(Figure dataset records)

□ □ □ □ □ □ □

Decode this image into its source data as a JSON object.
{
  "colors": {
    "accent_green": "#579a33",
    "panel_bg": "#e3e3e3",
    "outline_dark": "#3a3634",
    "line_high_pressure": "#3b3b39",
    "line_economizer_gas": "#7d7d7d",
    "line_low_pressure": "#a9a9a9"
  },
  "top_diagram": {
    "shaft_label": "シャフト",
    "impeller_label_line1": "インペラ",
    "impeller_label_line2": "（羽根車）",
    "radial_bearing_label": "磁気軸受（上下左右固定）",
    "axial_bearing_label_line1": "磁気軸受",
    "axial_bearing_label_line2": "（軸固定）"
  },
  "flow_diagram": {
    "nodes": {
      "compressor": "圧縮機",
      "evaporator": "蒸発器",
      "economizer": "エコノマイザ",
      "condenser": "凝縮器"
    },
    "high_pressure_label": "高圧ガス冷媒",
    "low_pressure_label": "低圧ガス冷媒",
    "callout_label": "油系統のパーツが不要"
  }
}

□ □ □ □ □ □ □

▶ _Problem statement_: Each record should come back exactly as written.

▶ _Written answer_:
Decode this image into its source data as a JSON object.
{
  "colors": {
    "accent_green": "#579a33",
    "panel_bg": "#e3e3e3",
    "outline_dark": "#3a3634",
    "line_high_pressure": "#3b3b39",
    "line_economizer_gas": "#7d7d7d",
    "line_low_pressure": "#a9a9a9"
  },
  "top_diagram": {
    "shaft_label": "シャフト",
    "impeller_label_line1": "インペラ",
    "impeller_label_line2": "（羽根車）",
    "radial_bearing_label": "磁気軸受（上下左右固定）",
    "axial_bearing_label_line1": "磁気軸受",
    "axial_bearing_label_line2": "（軸固定）"
  },
  "flow_diagram": {
    "nodes": {
      "compressor": "圧縮機",
      "evaporator": "蒸発器",
      "economizer": "エコノマイザ",
      "condenser": "凝縮器"
    },
    "high_pressure_label": "高圧ガス冷媒",
    "low_pressure_label": "低圧ガス冷媒",
    "callout_label": "油系統のパーツが不要"
  }
}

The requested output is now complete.